• **Records supplied**
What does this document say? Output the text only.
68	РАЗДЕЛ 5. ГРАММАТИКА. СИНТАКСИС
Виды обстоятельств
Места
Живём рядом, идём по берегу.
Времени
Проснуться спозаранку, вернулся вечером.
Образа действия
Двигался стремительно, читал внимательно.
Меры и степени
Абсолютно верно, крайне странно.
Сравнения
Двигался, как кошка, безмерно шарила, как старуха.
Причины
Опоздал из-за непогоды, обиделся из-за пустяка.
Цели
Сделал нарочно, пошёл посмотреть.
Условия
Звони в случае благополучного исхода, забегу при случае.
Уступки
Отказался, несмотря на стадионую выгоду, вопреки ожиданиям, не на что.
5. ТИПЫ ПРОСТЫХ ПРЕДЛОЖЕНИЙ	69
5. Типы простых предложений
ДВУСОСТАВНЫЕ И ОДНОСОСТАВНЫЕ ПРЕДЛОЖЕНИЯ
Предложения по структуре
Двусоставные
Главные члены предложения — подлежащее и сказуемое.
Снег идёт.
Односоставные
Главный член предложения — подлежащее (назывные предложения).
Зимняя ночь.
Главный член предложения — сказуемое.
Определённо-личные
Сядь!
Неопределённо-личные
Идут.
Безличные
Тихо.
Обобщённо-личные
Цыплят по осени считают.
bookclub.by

• **Problem description**
The entries above must be returned in full, exactly as shown.

• **Written solution**
What does this document say? Output the text only.
68	РАЗДЕЛ 5. ГРАММАТИКА. СИНТАКСИС
Виды обстоятельств
Места
Живём рядом, идём по берегу.
Времени
Проснуться спозаранку, вернулся вечером.
Образа действия
Двигался стремительно, читал внимательно.
Меры и степени
Абсолютно верно, крайне странно.
Сравнения
Двигался, как кошка, безмерно шарила, как старуха.
Причины
Опоздал из-за непогоды, обиделся из-за пустяка.
Цели
Сделал нарочно, пошёл посмотреть.
Условия
Звони в случае благополучного исхода, забегу при случае.
Уступки
Отказался, несмотря на стадионую выгоду, вопреки ожиданиям, не на что.
5. ТИПЫ ПРОСТЫХ ПРЕДЛОЖЕНИЙ	69
5. Типы простых предложений
ДВУСОСТАВНЫЕ И ОДНОСОСТАВНЫЕ ПРЕДЛОЖЕНИЯ
Предложения по структуре
Двусоставные
Главные члены предложения — подлежащее и сказуемое.
Снег идёт.
Односоставные
Главный член предложения — подлежащее (назывные предложения).
Зимняя ночь.
Главный член предложения — сказуемое.
Определённо-личные
Сядь!
Неопределённо-личные
Идут.
Безличные
Тихо.
Обобщённо-личные
Цыплят по осени считают.
bookclub.by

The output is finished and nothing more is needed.